**Given exercise**
Gather all lines from the material that contain "lebih".

:: Records to process

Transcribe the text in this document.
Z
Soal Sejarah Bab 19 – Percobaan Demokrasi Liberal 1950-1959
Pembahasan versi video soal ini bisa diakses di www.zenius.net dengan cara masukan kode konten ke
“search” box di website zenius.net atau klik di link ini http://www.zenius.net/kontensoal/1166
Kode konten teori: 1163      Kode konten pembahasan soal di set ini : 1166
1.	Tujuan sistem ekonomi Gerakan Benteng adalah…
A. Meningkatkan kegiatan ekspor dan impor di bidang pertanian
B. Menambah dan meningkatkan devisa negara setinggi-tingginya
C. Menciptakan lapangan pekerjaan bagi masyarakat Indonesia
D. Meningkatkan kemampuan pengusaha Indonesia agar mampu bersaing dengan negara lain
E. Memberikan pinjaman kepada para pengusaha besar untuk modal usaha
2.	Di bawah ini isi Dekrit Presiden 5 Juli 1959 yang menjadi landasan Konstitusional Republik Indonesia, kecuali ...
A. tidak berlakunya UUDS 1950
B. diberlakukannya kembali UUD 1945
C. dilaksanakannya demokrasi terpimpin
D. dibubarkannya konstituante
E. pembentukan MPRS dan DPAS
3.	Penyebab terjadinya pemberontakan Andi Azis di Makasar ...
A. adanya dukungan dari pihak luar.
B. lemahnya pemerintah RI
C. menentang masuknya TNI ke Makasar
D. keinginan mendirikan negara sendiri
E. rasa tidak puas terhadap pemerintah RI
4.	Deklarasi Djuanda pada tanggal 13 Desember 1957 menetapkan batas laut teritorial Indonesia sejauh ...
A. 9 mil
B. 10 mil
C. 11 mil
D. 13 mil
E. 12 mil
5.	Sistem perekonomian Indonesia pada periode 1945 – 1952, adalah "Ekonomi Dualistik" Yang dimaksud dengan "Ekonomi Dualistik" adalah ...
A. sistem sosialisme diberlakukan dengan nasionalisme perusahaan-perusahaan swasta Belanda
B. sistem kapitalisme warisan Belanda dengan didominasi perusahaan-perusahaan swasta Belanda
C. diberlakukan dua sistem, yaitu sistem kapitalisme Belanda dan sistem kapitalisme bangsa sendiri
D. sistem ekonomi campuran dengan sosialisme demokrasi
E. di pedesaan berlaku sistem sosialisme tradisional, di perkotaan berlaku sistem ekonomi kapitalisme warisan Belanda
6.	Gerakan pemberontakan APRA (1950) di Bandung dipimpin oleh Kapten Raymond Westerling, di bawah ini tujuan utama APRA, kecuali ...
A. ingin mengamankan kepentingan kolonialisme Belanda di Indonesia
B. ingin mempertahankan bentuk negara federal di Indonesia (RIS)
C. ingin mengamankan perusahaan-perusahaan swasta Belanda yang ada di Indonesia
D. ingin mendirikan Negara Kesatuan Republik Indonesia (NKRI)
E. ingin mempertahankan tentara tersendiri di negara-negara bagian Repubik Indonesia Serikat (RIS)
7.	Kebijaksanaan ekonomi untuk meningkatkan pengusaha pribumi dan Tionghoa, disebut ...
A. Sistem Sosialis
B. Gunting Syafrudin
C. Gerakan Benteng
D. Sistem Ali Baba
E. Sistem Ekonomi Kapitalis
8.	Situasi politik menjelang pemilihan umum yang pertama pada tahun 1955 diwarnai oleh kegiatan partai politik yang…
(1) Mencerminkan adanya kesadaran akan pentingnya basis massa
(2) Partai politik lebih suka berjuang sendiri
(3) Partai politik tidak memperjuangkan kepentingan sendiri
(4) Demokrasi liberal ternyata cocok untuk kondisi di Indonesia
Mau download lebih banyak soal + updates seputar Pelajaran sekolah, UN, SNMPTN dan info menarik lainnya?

::::
:: Records to process

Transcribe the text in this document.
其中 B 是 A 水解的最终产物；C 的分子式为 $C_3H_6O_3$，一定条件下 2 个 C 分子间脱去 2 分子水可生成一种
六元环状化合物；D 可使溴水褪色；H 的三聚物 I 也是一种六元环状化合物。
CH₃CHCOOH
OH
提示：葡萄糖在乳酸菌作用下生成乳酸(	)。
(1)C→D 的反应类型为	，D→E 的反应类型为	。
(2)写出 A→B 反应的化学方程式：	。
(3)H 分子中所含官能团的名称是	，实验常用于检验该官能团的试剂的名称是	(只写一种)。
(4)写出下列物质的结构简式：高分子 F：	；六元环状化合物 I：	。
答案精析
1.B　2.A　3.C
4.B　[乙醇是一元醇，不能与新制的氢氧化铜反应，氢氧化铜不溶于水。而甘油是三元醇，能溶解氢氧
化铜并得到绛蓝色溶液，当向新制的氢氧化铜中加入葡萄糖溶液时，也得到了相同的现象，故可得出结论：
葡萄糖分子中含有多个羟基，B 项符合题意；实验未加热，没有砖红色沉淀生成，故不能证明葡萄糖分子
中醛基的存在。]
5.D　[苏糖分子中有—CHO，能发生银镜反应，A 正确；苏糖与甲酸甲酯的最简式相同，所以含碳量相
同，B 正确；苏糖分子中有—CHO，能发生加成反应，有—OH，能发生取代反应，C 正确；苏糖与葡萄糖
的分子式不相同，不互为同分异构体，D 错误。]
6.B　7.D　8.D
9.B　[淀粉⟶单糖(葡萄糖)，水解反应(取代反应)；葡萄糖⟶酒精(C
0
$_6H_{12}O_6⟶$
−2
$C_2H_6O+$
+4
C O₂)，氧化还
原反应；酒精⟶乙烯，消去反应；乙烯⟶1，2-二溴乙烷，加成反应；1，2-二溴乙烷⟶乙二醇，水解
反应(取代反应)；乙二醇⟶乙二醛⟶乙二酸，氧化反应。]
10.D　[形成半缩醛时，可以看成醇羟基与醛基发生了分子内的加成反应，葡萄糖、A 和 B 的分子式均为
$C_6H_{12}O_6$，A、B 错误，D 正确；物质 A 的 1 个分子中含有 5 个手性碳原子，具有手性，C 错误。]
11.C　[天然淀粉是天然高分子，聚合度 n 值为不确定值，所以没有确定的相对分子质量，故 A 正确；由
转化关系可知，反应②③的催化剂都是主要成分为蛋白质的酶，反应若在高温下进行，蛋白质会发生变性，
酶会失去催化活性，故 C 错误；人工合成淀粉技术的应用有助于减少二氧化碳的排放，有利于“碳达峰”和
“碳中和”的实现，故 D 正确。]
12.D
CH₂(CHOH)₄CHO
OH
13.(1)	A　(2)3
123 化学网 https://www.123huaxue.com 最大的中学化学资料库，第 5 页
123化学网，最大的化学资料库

::::

**Exercise response**
(2) Partai politik lebih suka berjuang sendiri
Mau download lebih banyak soal + updates seputar Pelajaran sekolah, UN, SNMPTN dan info menarik lainnya?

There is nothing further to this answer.